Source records
▽

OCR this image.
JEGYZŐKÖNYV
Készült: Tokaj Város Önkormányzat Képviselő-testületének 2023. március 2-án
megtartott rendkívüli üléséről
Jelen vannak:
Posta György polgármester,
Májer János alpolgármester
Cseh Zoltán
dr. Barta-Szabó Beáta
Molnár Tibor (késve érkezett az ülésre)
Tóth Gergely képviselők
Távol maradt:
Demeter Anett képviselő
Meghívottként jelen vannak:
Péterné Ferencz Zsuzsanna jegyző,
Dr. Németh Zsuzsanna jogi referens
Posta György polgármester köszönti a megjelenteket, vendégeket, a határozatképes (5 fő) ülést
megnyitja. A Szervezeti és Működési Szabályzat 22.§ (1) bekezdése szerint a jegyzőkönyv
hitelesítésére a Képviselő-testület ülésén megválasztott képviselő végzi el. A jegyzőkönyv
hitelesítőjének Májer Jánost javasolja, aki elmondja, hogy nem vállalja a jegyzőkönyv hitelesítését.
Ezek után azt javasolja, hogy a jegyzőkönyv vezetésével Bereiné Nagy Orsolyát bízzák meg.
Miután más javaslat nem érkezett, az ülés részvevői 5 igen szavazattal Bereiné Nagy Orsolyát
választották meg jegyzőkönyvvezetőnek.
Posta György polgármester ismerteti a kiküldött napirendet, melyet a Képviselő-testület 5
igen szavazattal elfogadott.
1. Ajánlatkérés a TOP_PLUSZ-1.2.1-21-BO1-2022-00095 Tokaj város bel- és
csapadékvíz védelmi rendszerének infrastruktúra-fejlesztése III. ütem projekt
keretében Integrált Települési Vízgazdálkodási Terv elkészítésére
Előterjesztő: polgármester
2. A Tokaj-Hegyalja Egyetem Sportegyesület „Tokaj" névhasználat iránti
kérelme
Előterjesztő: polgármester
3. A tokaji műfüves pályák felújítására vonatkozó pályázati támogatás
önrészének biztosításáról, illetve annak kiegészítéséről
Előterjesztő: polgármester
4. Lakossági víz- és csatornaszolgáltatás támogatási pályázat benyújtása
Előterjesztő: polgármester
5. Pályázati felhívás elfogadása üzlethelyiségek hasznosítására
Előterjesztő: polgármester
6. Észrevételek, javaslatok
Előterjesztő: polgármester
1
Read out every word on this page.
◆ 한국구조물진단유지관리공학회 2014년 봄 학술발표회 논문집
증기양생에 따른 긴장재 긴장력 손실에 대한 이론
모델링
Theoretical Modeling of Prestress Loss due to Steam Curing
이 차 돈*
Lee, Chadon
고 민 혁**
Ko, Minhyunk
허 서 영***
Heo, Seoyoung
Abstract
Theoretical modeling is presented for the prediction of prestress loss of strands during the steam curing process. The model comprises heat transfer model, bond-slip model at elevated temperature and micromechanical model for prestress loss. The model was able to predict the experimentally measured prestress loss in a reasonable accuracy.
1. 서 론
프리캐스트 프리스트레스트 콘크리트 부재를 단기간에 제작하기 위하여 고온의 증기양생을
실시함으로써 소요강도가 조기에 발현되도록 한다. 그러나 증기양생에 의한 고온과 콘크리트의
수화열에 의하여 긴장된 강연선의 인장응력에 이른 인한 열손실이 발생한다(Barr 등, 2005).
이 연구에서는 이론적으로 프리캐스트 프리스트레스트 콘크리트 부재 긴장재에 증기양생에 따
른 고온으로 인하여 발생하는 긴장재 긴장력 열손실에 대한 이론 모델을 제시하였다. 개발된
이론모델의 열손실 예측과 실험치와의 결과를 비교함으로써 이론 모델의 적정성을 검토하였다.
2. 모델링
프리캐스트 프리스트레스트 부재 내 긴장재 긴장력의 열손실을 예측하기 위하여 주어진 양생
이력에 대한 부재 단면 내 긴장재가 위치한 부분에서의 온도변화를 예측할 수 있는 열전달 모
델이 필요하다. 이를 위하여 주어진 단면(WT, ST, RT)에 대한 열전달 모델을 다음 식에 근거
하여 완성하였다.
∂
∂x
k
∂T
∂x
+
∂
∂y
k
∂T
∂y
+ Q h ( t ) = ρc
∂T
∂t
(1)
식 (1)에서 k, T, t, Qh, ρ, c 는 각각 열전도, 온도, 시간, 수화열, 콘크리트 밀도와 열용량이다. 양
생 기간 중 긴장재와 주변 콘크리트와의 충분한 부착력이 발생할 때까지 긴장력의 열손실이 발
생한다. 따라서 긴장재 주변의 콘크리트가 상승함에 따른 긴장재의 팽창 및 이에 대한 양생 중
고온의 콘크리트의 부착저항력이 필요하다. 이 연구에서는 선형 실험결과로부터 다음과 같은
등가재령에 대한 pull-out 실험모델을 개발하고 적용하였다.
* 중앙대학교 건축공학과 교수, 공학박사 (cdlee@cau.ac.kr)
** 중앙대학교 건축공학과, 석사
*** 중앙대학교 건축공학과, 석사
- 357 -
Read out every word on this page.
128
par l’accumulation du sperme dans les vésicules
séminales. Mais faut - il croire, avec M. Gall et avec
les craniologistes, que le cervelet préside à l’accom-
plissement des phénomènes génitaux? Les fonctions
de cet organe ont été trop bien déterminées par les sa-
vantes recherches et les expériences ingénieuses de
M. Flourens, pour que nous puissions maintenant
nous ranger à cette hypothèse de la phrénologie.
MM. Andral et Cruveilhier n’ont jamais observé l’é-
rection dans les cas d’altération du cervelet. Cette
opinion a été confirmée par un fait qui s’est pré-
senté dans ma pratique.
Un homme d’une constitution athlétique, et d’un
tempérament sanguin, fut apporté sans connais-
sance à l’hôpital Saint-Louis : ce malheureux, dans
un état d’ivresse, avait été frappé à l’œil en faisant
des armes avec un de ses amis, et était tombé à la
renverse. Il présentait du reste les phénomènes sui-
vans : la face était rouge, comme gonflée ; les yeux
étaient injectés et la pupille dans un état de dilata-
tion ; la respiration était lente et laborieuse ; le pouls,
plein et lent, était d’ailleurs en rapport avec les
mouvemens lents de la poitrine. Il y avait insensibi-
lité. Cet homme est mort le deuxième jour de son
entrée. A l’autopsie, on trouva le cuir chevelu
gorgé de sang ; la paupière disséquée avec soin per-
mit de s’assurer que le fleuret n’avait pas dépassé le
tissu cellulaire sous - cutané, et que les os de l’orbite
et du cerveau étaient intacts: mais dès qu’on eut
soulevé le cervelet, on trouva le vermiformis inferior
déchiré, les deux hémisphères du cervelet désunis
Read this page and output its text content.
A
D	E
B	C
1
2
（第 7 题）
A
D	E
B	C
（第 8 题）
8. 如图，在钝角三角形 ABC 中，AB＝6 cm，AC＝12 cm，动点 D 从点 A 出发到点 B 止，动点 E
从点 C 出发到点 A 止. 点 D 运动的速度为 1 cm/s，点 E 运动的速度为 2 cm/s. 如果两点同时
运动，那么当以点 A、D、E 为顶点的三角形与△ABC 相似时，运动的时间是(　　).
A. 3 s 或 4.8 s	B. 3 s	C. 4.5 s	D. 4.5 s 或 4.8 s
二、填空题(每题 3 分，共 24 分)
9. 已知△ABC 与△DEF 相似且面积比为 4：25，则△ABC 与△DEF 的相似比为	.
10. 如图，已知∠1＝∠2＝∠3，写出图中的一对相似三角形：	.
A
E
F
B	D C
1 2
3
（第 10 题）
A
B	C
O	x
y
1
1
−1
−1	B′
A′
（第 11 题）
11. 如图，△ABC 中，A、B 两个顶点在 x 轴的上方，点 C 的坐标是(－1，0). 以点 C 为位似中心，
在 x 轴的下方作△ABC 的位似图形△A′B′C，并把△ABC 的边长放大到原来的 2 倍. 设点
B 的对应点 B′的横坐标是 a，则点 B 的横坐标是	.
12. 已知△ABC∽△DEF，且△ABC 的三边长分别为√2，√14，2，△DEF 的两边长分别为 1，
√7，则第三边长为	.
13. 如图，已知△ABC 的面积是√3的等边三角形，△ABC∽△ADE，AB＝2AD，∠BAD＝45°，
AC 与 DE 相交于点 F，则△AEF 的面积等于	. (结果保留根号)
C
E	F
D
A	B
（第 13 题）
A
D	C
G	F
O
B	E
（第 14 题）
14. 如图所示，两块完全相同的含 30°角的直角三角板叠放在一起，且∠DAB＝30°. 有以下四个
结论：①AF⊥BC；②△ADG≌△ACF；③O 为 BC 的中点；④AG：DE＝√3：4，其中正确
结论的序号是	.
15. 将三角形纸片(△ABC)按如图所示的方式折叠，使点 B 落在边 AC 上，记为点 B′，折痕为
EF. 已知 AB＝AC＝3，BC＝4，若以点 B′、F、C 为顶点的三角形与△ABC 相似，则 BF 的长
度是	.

△

Show the lines of the records that contain the word "état".

## SOLVED PROBLEM:
un état d’ivresse, avait été frappé à l’œil en faisant
étaient injectés et la pupille dans un état de dilata-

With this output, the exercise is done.